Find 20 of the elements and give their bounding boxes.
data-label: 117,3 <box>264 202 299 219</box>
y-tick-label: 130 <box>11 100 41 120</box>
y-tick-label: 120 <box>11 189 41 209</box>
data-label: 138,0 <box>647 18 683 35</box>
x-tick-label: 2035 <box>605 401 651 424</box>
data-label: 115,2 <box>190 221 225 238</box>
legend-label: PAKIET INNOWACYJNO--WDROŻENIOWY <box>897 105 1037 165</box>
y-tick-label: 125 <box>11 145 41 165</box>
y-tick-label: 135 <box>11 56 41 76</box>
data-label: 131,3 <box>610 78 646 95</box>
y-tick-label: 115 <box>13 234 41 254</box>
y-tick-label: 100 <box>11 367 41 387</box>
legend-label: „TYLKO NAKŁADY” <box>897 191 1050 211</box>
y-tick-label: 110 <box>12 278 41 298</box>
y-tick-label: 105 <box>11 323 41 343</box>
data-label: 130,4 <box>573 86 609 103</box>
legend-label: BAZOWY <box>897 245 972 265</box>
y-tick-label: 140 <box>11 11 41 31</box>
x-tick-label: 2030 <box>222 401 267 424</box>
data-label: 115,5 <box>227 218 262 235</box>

**EXERCISE OBJECTIVE**
Reproduce every line of the records above with no changes at all.

**RESPONSE BELOW**
Find 20 of the elements and give their bounding boxes.
data-label: 117,3 <box>264 202 299 219</box>
y-tick-label: 130 <box>11 100 41 120</box>
y-tick-label: 120 <box>11 189 41 209</box>
data-label: 138,0 <box>647 18 683 35</box>
x-tick-label: 2035 <box>605 401 651 424</box>
data-label: 115,2 <box>190 221 225 238</box>
legend-label: PAKIET INNOWACYJNO--WDROŻENIOWY <box>897 105 1037 165</box>
y-tick-label: 125 <box>11 145 41 165</box>
y-tick-label: 135 <box>11 56 41 76</box>
data-label: 131,3 <box>610 78 646 95</box>
y-tick-label: 115 <box>13 234 41 254</box>
y-tick-label: 100 <box>11 367 41 387</box>
legend-label: „TYLKO NAKŁADY” <box>897 191 1050 211</box>
y-tick-label: 110 <box>12 278 41 298</box>
y-tick-label: 105 <box>11 323 41 343</box>
data-label: 130,4 <box>573 86 609 103</box>
legend-label: BAZOWY <box>897 245 972 265</box>
y-tick-label: 140 <box>11 11 41 31</box>
x-tick-label: 2030 <box>222 401 267 424</box>
data-label: 115,5 <box>227 218 262 235</box>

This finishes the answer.